CONSIGNE A =>
D'après l'extrait sur les Observations sur le Festin de Pierre, comment la personne qui écrit annonce-t-elle qu'elle donnera son sentiment ?
CONSIGNE B =>
Reproduisez telles quelles les lignes des enregistrements, en commençant à celle qui contient "- svg-text:17: 17: [585, 658, 593, 667]" et en vous arrêtant après celle qui contient "- svg-text:14: 14: [422, 658, 431, 667]".

EXTRAIT FOURNI =>
..............................

Puisque vous souhaitez qu’en vous envoyant les Observations sur le Festin de Pierre, je vous écrive ce que j’en pense, je vous dirai mon sentiment en peu de paroles, pour ne pas imiter l’auteur de ces remarques, qui les a remplies de beaucoup de choses dont il aurait pu se dispenser, puisqu’elles ne sont point de son sujet et qu’elles font voir que la passion y a beaucoup de part, bien qu’il s’efforce de persuader le contrairea.

..............................

[Données d'annotation des cadres]

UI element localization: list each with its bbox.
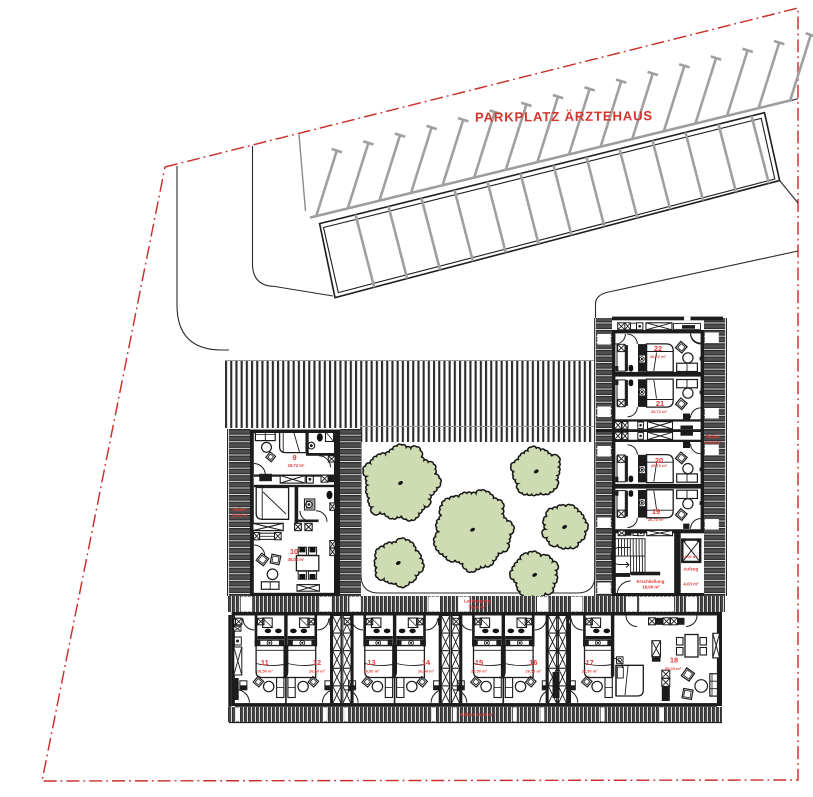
- svg-text:17: 17: [585, 658, 593, 667]
- svg-text:10,00 m²: 10,00 m²: [232, 513, 249, 518]
- svg-text:55,03 m²: 55,03 m²: [665, 666, 682, 671]
- svg-text:79,80 m²: 79,80 m²: [468, 605, 486, 610]
- svg-text:26,50 m²: 26,50 m²: [418, 669, 435, 674]
- svg-text:Balkon: Balkon: [706, 434, 720, 439]
- svg-text:26,50 m²: 26,50 m²: [582, 669, 599, 674]
- svg-text:10: 10: [290, 547, 298, 556]
- svg-text:19: 19: [652, 507, 660, 516]
- svg-text:PARKPLATZ ÄRZTEHAUS: PARKPLATZ ÄRZTEHAUS: [475, 108, 653, 125]
- svg-text:26,72 m²: 26,72 m²: [651, 463, 668, 468]
- svg-text:18,90 m²: 18,90 m²: [642, 585, 660, 590]
- svg-text:26,72 m²: 26,72 m²: [288, 463, 305, 468]
- svg-text:9: 9: [292, 453, 296, 462]
- svg-text:10,00 m²: 10,00 m²: [705, 440, 722, 445]
- svg-text:26,72 m²: 26,72 m²: [648, 517, 665, 522]
- svg-text:Balkon: Balkon: [233, 507, 247, 512]
- svg-text:26,50 m²: 26,50 m²: [363, 669, 380, 674]
- svg-text:26,72 m²: 26,72 m²: [651, 409, 668, 414]
- svg-text:15: 15: [475, 658, 483, 667]
- svg-text:Laubengang: Laubengang: [464, 599, 490, 604]
- svg-text:22: 22: [654, 344, 662, 353]
- svg-text:4,02 m²: 4,02 m²: [684, 554, 698, 559]
- svg-text:16: 16: [529, 658, 537, 667]
- svg-text:4,03 m²: 4,03 m²: [683, 582, 699, 587]
- svg-text:Aufzug: Aufzug: [683, 567, 698, 572]
- svg-text:11: 11: [261, 658, 269, 667]
- svg-text:Erschließung: Erschließung: [637, 579, 665, 584]
- svg-text:48,04 m²: 48,04 m²: [288, 557, 305, 562]
- svg-text:12: 12: [313, 658, 321, 667]
- svg-text:26,50 m²: 26,50 m²: [257, 669, 274, 674]
- svg-text:18: 18: [670, 656, 678, 665]
- svg-text:13: 13: [367, 658, 375, 667]
- svg-text:14: 14: [422, 658, 431, 667]
- svg-text:26,50 m²: 26,50 m²: [525, 669, 542, 674]
- svg-text:21: 21: [656, 399, 664, 408]
- svg-text:26,72 m²: 26,72 m²: [650, 354, 667, 359]
- svg-text:Balkon 56,20 m²: Balkon 56,20 m²: [460, 712, 494, 717]
- svg-text:26,50 m²: 26,50 m²: [471, 669, 488, 674]
- svg-text:26,50 m²: 26,50 m²: [309, 669, 326, 674]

..............................

RÉPONSE A =>
En peu de paroles.

RÉPONSE B =>
- svg-text:17: 17: [585, 658, 593, 667]
- svg-text:10,00 m²: 10,00 m²: [232, 513, 249, 518]
- svg-text:55,03 m²: 55,03 m²: [665, 666, 682, 671]
- svg-text:79,80 m²: 79,80 m²: [468, 605, 486, 610]
- svg-text:26,50 m²: 26,50 m²: [418, 669, 435, 674]
- svg-text:Balkon: Balkon: [706, 434, 720, 439]
- svg-text:26,50 m²: 26,50 m²: [582, 669, 599, 674]
- svg-text:10: 10: [290, 547, 298, 556]
- svg-text:19: 19: [652, 507, 660, 516]
- svg-text:PARKPLATZ ÄRZTEHAUS: PARKPLATZ ÄRZTEHAUS: [475, 108, 653, 125]
- svg-text:26,72 m²: 26,72 m²: [651, 463, 668, 468]
- svg-text:18,90 m²: 18,90 m²: [642, 585, 660, 590]
- svg-text:26,72 m²: 26,72 m²: [288, 463, 305, 468]
- svg-text:9: 9: [292, 453, 296, 462]
- svg-text:10,00 m²: 10,00 m²: [705, 440, 722, 445]
- svg-text:26,72 m²: 26,72 m²: [648, 517, 665, 522]
- svg-text:Balkon: Balkon: [233, 507, 247, 512]
- svg-text:26,50 m²: 26,50 m²: [363, 669, 380, 674]
- svg-text:26,72 m²: 26,72 m²: [651, 409, 668, 414]
- svg-text:15: 15: [475, 658, 483, 667]
- svg-text:Laubengang: Laubengang: [464, 599, 490, 604]
- svg-text:22: 22: [654, 344, 662, 353]
- svg-text:4,02 m²: 4,02 m²: [684, 554, 698, 559]
- svg-text:16: 16: [529, 658, 537, 667]
- svg-text:4,03 m²: 4,03 m²: [683, 582, 699, 587]
- svg-text:Aufzug: Aufzug: [683, 567, 698, 572]
- svg-text:11: 11: [261, 658, 269, 667]
- svg-text:Erschließung: Erschließung: [637, 579, 665, 584]
- svg-text:48,04 m²: 48,04 m²: [288, 557, 305, 562]
- svg-text:12: 12: [313, 658, 321, 667]
- svg-text:26,50 m²: 26,50 m²: [257, 669, 274, 674]
- svg-text:18: 18: [670, 656, 678, 665]
- svg-text:13: 13: [367, 658, 375, 667]
- svg-text:14: 14: [422, 658, 431, 667]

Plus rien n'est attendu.